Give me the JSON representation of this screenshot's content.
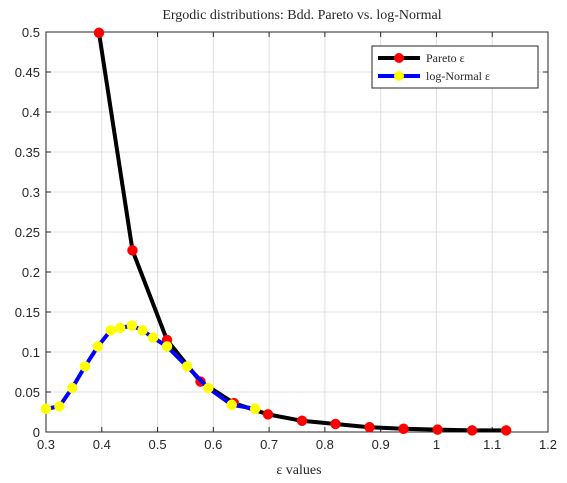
{
  "chart_data": {
    "type": "line",
    "title": "Ergodic distributions: Bdd. Pareto vs. log-Normal",
    "xlabel": "ε values",
    "ylabel": "",
    "xlim": [
      0.3,
      1.2
    ],
    "ylim": [
      0,
      0.5
    ],
    "xticks": [
      "0.3",
      "0.4",
      "0.5",
      "0.6",
      "0.7",
      "0.8",
      "0.9",
      "1",
      "1.1",
      "1.2"
    ],
    "yticks": [
      "0",
      "0.05",
      "0.1",
      "0.15",
      "0.2",
      "0.25",
      "0.3",
      "0.35",
      "0.4",
      "0.45",
      "0.5"
    ],
    "grid": true,
    "legend_position": "top-right",
    "series": [
      {
        "name": "Pareto ε",
        "line_color": "#000000",
        "marker_color": "#ff0000",
        "x": [
          0.395,
          0.455,
          0.517,
          0.577,
          0.637,
          0.698,
          0.759,
          0.819,
          0.88,
          0.941,
          1.002,
          1.064,
          1.125
        ],
        "y": [
          0.499,
          0.227,
          0.115,
          0.063,
          0.036,
          0.022,
          0.014,
          0.01,
          0.006,
          0.004,
          0.003,
          0.002,
          0.002
        ]
      },
      {
        "name": "log-Normal ε",
        "line_color": "#0000ff",
        "marker_color": "#ffff00",
        "x": [
          0.3,
          0.324,
          0.347,
          0.37,
          0.393,
          0.416,
          0.433,
          0.454,
          0.473,
          0.492,
          0.517,
          0.553,
          0.591,
          0.633,
          0.675
        ],
        "y": [
          0.029,
          0.032,
          0.055,
          0.082,
          0.107,
          0.127,
          0.13,
          0.133,
          0.127,
          0.118,
          0.107,
          0.082,
          0.055,
          0.034,
          0.029
        ]
      }
    ]
  }
}
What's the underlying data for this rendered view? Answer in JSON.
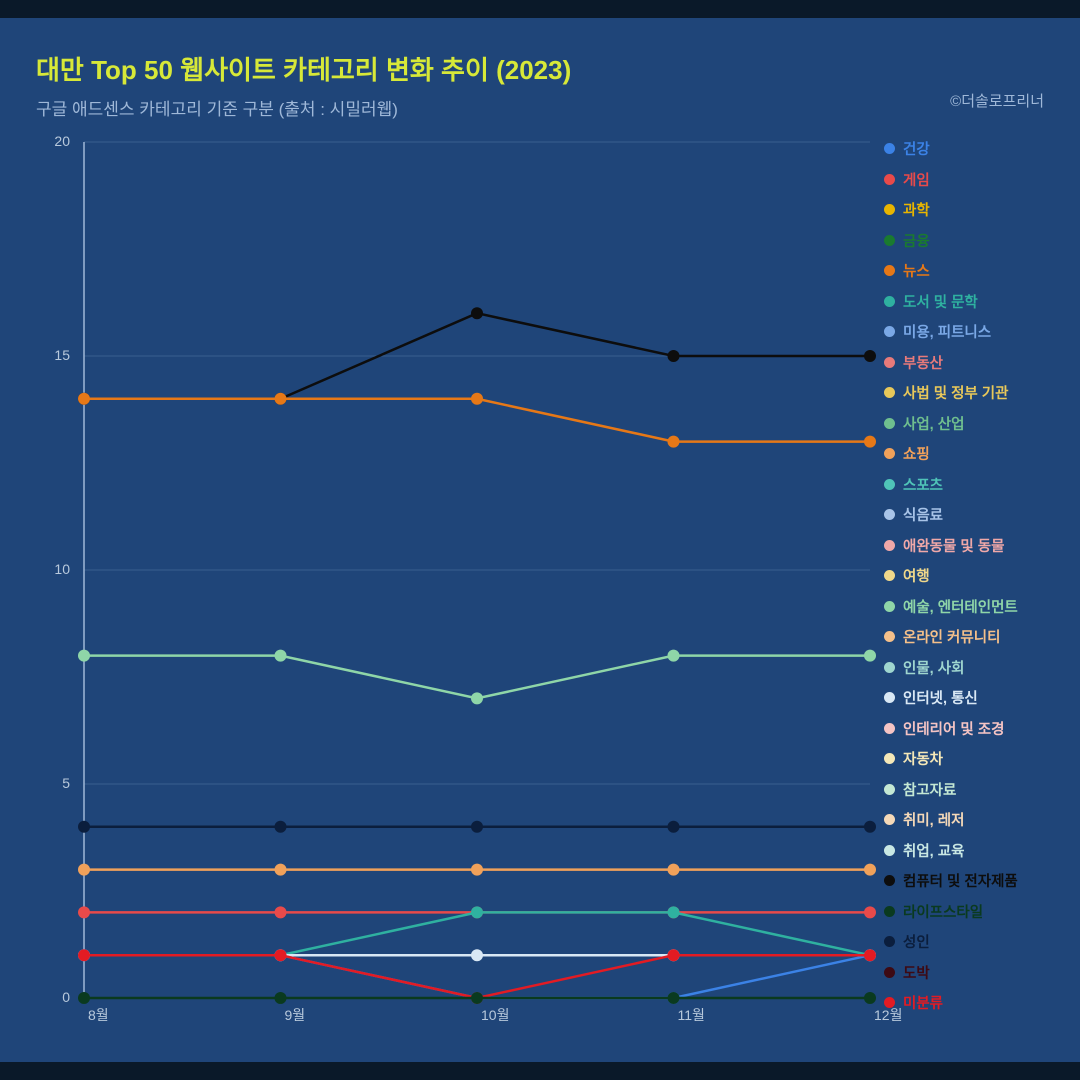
{
  "title": "대만 Top 50 웹사이트 카테고리 변화 추이 (2023)",
  "subtitle": "구글 애드센스 카테고리 기준 구분 (출처 : 시밀러웹)",
  "credit": "©더솔로프리너",
  "colors": {
    "page_bg": "#0a1929",
    "panel_bg": "#1f4579",
    "title": "#d7e838",
    "subtitle": "#9fb8d8",
    "credit": "#9fb8d8",
    "axis_text": "#b8c9dc",
    "grid": "#3a5f8f",
    "axis_line": "#9fb8d8"
  },
  "chart": {
    "type": "line",
    "x_labels": [
      "8월",
      "9월",
      "10월",
      "11월",
      "12월"
    ],
    "y": {
      "min": 0,
      "max": 20,
      "ticks": [
        0,
        5,
        10,
        15,
        20
      ]
    },
    "marker_radius": 6,
    "line_width": 2.5,
    "series": [
      {
        "name": "컴퓨터 및 전자제품",
        "color": "#0d0d0d",
        "values": [
          14,
          14,
          16,
          15,
          15
        ]
      },
      {
        "name": "뉴스",
        "color": "#e67817",
        "values": [
          14,
          14,
          14,
          13,
          13
        ]
      },
      {
        "name": "예술, 엔터테인먼트",
        "color": "#8fd6a8",
        "values": [
          8,
          8,
          7,
          8,
          8
        ]
      },
      {
        "name": "성인",
        "color": "#0b1e3d",
        "values": [
          4,
          4,
          4,
          4,
          4
        ]
      },
      {
        "name": "쇼핑",
        "color": "#f0a15a",
        "values": [
          3,
          3,
          3,
          3,
          3
        ]
      },
      {
        "name": "게임",
        "color": "#e84a4a",
        "values": [
          2,
          2,
          2,
          2,
          2
        ]
      },
      {
        "name": "도서 및 문학",
        "color": "#2fb1a0",
        "values": [
          1,
          1,
          2,
          2,
          1
        ]
      },
      {
        "name": "인터넷, 통신",
        "color": "#d9e8f5",
        "values": [
          1,
          1,
          1,
          1,
          1
        ]
      },
      {
        "name": "건강",
        "color": "#3b82e6",
        "values": [
          1,
          1,
          0,
          0,
          1
        ]
      },
      {
        "name": "미분류",
        "color": "#e31b23",
        "values": [
          1,
          1,
          0,
          1,
          1
        ]
      },
      {
        "name": "라이프스타일",
        "color": "#0a3a1f",
        "values": [
          0,
          0,
          0,
          0,
          0
        ]
      }
    ]
  },
  "legend": [
    {
      "label": "건강",
      "color": "#3b82e6"
    },
    {
      "label": "게임",
      "color": "#e84a4a"
    },
    {
      "label": "과학",
      "color": "#e8b500"
    },
    {
      "label": "금융",
      "color": "#1a7a2f"
    },
    {
      "label": "뉴스",
      "color": "#e67817"
    },
    {
      "label": "도서 및 문학",
      "color": "#2fb1a0"
    },
    {
      "label": "미용, 피트니스",
      "color": "#7aa8e6"
    },
    {
      "label": "부동산",
      "color": "#e87a7a"
    },
    {
      "label": "사법 및 정부 기관",
      "color": "#e8c85a"
    },
    {
      "label": "사업, 산업",
      "color": "#6fbf8f"
    },
    {
      "label": "쇼핑",
      "color": "#f0a15a"
    },
    {
      "label": "스포츠",
      "color": "#4fc4b8"
    },
    {
      "label": "식음료",
      "color": "#a8c4e8"
    },
    {
      "label": "애완동물 및 동물",
      "color": "#f0a8a8"
    },
    {
      "label": "여행",
      "color": "#f0d88a"
    },
    {
      "label": "예술, 엔터테인먼트",
      "color": "#8fd6a8"
    },
    {
      "label": "온라인 커뮤니티",
      "color": "#f5c08a"
    },
    {
      "label": "인물, 사회",
      "color": "#9fd6cf"
    },
    {
      "label": "인터넷, 통신",
      "color": "#d9e8f5"
    },
    {
      "label": "인테리어 및 조경",
      "color": "#f5c4c4"
    },
    {
      "label": "자동차",
      "color": "#f5e8b8"
    },
    {
      "label": "참고자료",
      "color": "#c4e8d4"
    },
    {
      "label": "취미, 레저",
      "color": "#f5d9b8"
    },
    {
      "label": "취업, 교육",
      "color": "#c9e8e4"
    },
    {
      "label": "컴퓨터 및 전자제품",
      "color": "#0d0d0d"
    },
    {
      "label": "라이프스타일",
      "color": "#0a3a1f"
    },
    {
      "label": "성인",
      "color": "#0b1e3d"
    },
    {
      "label": "도박",
      "color": "#3d0a14"
    },
    {
      "label": "미분류",
      "color": "#e31b23"
    }
  ]
}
++++
The records above must be printed exactly; the pictures stay out.

Give me the JSON representation of this screenshot's content.
{
  "chart_data": {
    "type": "line",
    "title": "Ergodic distributions: Bdd. Pareto vs. log-Normal",
    "xlabel": "ε values",
    "ylabel": "",
    "xlim": [
      0.3,
      1.2
    ],
    "ylim": [
      0,
      0.5
    ],
    "xticks": [
      "0.3",
      "0.4",
      "0.5",
      "0.6",
      "0.7",
      "0.8",
      "0.9",
      "1",
      "1.1",
      "1.2"
    ],
    "yticks": [
      "0",
      "0.05",
      "0.1",
      "0.15",
      "0.2",
      "0.25",
      "0.3",
      "0.35",
      "0.4",
      "0.45",
      "0.5"
    ],
    "grid": true,
    "legend_position": "top-right",
    "series": [
      {
        "name": "Pareto ε",
        "line_color": "#000000",
        "marker_color": "#ff0000",
        "x": [
          0.395,
          0.455,
          0.517,
          0.577,
          0.637,
          0.698,
          0.759,
          0.819,
          0.88,
          0.941,
          1.002,
          1.064,
          1.125
        ],
        "y": [
          0.499,
          0.227,
          0.115,
          0.063,
          0.036,
          0.022,
          0.014,
          0.01,
          0.006,
          0.004,
          0.003,
          0.002,
          0.002
        ]
      },
      {
        "name": "log-Normal ε",
        "line_color": "#0000ff",
        "marker_color": "#ffff00",
        "x": [
          0.3,
          0.324,
          0.347,
          0.37,
          0.393,
          0.416,
          0.433,
          0.454,
          0.473,
          0.492,
          0.517,
          0.553,
          0.591,
          0.633,
          0.675
        ],
        "y": [
          0.029,
          0.032,
          0.055,
          0.082,
          0.107,
          0.127,
          0.13,
          0.133,
          0.127,
          0.118,
          0.107,
          0.082,
          0.055,
          0.034,
          0.029
        ]
      }
    ]
  }
}
What's the underlying data for this rendered view? Answer in JSON.
{
  "title": "대만 Top 50 웹사이트 카테고리 변화 추이 (2023)",
  "subtitle": "구글 애드센스 카테고리 기준 구분 (출처 : 시밀러웹)",
  "credit": "©더솔로프리너",
  "colors": {
    "page_bg": "#0a1929",
    "panel_bg": "#1f4579",
    "title": "#d7e838",
    "subtitle": "#9fb8d8",
    "credit": "#9fb8d8",
    "axis_text": "#b8c9dc",
    "grid": "#3a5f8f",
    "axis_line": "#9fb8d8"
  },
  "chart": {
    "type": "line",
    "x_labels": [
      "8월",
      "9월",
      "10월",
      "11월",
      "12월"
    ],
    "y": {
      "min": 0,
      "max": 20,
      "ticks": [
        0,
        5,
        10,
        15,
        20
      ]
    },
    "marker_radius": 6,
    "line_width": 2.5,
    "series": [
      {
        "name": "컴퓨터 및 전자제품",
        "color": "#0d0d0d",
        "values": [
          14,
          14,
          16,
          15,
          15
        ]
      },
      {
        "name": "뉴스",
        "color": "#e67817",
        "values": [
          14,
          14,
          14,
          13,
          13
        ]
      },
      {
        "name": "예술, 엔터테인먼트",
        "color": "#8fd6a8",
        "values": [
          8,
          8,
          7,
          8,
          8
        ]
      },
      {
        "name": "성인",
        "color": "#0b1e3d",
        "values": [
          4,
          4,
          4,
          4,
          4
        ]
      },
      {
        "name": "쇼핑",
        "color": "#f0a15a",
        "values": [
          3,
          3,
          3,
          3,
          3
        ]
      },
      {
        "name": "게임",
        "color": "#e84a4a",
        "values": [
          2,
          2,
          2,
          2,
          2
        ]
      },
      {
        "name": "도서 및 문학",
        "color": "#2fb1a0",
        "values": [
          1,
          1,
          2,
          2,
          1
        ]
      },
      {
        "name": "인터넷, 통신",
        "color": "#d9e8f5",
        "values": [
          1,
          1,
          1,
          1,
          1
        ]
      },
      {
        "name": "건강",
        "color": "#3b82e6",
        "values": [
          1,
          1,
          0,
          0,
          1
        ]
      },
      {
        "name": "미분류",
        "color": "#e31b23",
        "values": [
          1,
          1,
          0,
          1,
          1
        ]
      },
      {
        "name": "라이프스타일",
        "color": "#0a3a1f",
        "values": [
          0,
          0,
          0,
          0,
          0
        ]
      }
    ]
  },
  "legend": [
    {
      "label": "건강",
      "color": "#3b82e6"
    },
    {
      "label": "게임",
      "color": "#e84a4a"
    },
    {
      "label": "과학",
      "color": "#e8b500"
    },
    {
      "label": "금융",
      "color": "#1a7a2f"
    },
    {
      "label": "뉴스",
      "color": "#e67817"
    },
    {
      "label": "도서 및 문학",
      "color": "#2fb1a0"
    },
    {
      "label": "미용, 피트니스",
      "color": "#7aa8e6"
    },
    {
      "label": "부동산",
      "color": "#e87a7a"
    },
    {
      "label": "사법 및 정부 기관",
      "color": "#e8c85a"
    },
    {
      "label": "사업, 산업",
      "color": "#6fbf8f"
    },
    {
      "label": "쇼핑",
      "color": "#f0a15a"
    },
    {
      "label": "스포츠",
      "color": "#4fc4b8"
    },
    {
      "label": "식음료",
      "color": "#a8c4e8"
    },
    {
      "label": "애완동물 및 동물",
      "color": "#f0a8a8"
    },
    {
      "label": "여행",
      "color": "#f0d88a"
    },
    {
      "label": "예술, 엔터테인먼트",
      "color": "#8fd6a8"
    },
    {
      "label": "온라인 커뮤니티",
      "color": "#f5c08a"
    },
    {
      "label": "인물, 사회",
      "color": "#9fd6cf"
    },
    {
      "label": "인터넷, 통신",
      "color": "#d9e8f5"
    },
    {
      "label": "인테리어 및 조경",
      "color": "#f5c4c4"
    },
    {
      "label": "자동차",
      "color": "#f5e8b8"
    },
    {
      "label": "참고자료",
      "color": "#c4e8d4"
    },
    {
      "label": "취미, 레저",
      "color": "#f5d9b8"
    },
    {
      "label": "취업, 교육",
      "color": "#c9e8e4"
    },
    {
      "label": "컴퓨터 및 전자제품",
      "color": "#0d0d0d"
    },
    {
      "label": "라이프스타일",
      "color": "#0a3a1f"
    },
    {
      "label": "성인",
      "color": "#0b1e3d"
    },
    {
      "label": "도박",
      "color": "#3d0a14"
    },
    {
      "label": "미분류",
      "color": "#e31b23"
    }
  ]
}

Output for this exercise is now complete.